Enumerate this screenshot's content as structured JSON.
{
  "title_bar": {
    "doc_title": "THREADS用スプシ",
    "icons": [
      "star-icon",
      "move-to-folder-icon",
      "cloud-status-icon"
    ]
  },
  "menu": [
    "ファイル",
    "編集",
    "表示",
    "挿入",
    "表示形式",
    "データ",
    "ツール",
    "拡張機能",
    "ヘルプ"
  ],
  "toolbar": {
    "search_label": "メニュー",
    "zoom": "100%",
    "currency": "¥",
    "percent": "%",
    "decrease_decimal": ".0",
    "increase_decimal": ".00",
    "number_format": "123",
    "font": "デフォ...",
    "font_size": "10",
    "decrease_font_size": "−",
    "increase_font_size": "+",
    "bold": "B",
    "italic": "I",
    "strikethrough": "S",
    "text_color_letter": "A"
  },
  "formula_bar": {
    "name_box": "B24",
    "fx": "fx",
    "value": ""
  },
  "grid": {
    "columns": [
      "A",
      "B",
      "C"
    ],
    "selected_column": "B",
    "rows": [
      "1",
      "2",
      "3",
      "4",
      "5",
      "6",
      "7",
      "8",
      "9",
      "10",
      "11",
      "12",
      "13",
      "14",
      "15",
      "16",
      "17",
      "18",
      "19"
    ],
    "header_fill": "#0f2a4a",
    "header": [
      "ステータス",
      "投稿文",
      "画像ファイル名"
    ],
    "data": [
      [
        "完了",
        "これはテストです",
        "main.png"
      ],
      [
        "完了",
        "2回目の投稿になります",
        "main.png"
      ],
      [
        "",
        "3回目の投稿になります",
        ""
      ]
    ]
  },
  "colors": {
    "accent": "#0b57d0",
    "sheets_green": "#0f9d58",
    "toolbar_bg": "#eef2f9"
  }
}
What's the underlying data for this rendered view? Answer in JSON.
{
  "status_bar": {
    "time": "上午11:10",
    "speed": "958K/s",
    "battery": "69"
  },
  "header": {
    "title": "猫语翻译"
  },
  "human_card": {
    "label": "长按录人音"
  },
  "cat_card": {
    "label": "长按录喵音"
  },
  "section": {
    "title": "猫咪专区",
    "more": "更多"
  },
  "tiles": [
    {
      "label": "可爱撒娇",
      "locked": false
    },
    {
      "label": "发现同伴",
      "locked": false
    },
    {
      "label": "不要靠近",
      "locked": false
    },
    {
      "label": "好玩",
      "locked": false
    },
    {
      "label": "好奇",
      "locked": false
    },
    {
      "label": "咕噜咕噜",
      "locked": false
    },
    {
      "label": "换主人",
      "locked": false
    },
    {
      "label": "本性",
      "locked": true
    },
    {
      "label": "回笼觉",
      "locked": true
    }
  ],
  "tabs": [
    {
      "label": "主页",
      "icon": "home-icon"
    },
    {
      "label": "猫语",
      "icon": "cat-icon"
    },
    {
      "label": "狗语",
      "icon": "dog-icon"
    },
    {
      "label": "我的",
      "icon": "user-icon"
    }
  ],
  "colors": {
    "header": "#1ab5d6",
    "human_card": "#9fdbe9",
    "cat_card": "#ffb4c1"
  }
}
= = = =
= Task =
Reproduce the full listing exactly.

= Answer to the exercise =
Enumerate this screenshot's content as structured JSON.
{
  "title_bar": {
    "doc_title": "THREADS用スプシ",
    "icons": [
      "star-icon",
      "move-to-folder-icon",
      "cloud-status-icon"
    ]
  },
  "menu": [
    "ファイル",
    "編集",
    "表示",
    "挿入",
    "表示形式",
    "データ",
    "ツール",
    "拡張機能",
    "ヘルプ"
  ],
  "toolbar": {
    "search_label": "メニュー",
    "zoom": "100%",
    "currency": "¥",
    "percent": "%",
    "decrease_decimal": ".0",
    "increase_decimal": ".00",
    "number_format": "123",
    "font": "デフォ...",
    "font_size": "10",
    "decrease_font_size": "−",
    "increase_font_size": "+",
    "bold": "B",
    "italic": "I",
    "strikethrough": "S",
    "text_color_letter": "A"
  },
  "formula_bar": {
    "name_box": "B24",
    "fx": "fx",
    "value": ""
  },
  "grid": {
    "columns": [
      "A",
      "B",
      "C"
    ],
    "selected_column": "B",
    "rows": [
      "1",
      "2",
      "3",
      "4",
      "5",
      "6",
      "7",
      "8",
      "9",
      "10",
      "11",
      "12",
      "13",
      "14",
      "15",
      "16",
      "17",
      "18",
      "19"
    ],
    "header_fill": "#0f2a4a",
    "header": [
      "ステータス",
      "投稿文",
      "画像ファイル名"
    ],
    "data": [
      [
        "完了",
        "これはテストです",
        "main.png"
      ],
      [
        "完了",
        "2回目の投稿になります",
        "main.png"
      ],
      [
        "",
        "3回目の投稿になります",
        ""
      ]
    ]
  },
  "colors": {
    "accent": "#0b57d0",
    "sheets_green": "#0f9d58",
    "toolbar_bg": "#eef2f9"
  }
}
What's the underlying data for this rendered view? Answer in JSON.
{
  "status_bar": {
    "time": "上午11:10",
    "speed": "958K/s",
    "battery": "69"
  },
  "header": {
    "title": "猫语翻译"
  },
  "human_card": {
    "label": "长按录人音"
  },
  "cat_card": {
    "label": "长按录喵音"
  },
  "section": {
    "title": "猫咪专区",
    "more": "更多"
  },
  "tiles": [
    {
      "label": "可爱撒娇",
      "locked": false
    },
    {
      "label": "发现同伴",
      "locked": false
    },
    {
      "label": "不要靠近",
      "locked": false
    },
    {
      "label": "好玩",
      "locked": false
    },
    {
      "label": "好奇",
      "locked": false
    },
    {
      "label": "咕噜咕噜",
      "locked": false
    },
    {
      "label": "换主人",
      "locked": false
    },
    {
      "label": "本性",
      "locked": true
    },
    {
      "label": "回笼觉",
      "locked": true
    }
  ],
  "tabs": [
    {
      "label": "主页",
      "icon": "home-icon"
    },
    {
      "label": "猫语",
      "icon": "cat-icon"
    },
    {
      "label": "狗语",
      "icon": "dog-icon"
    },
    {
      "label": "我的",
      "icon": "user-icon"
    }
  ],
  "colors": {
    "header": "#1ab5d6",
    "human_card": "#9fdbe9",
    "cat_card": "#ffb4c1"
  }
}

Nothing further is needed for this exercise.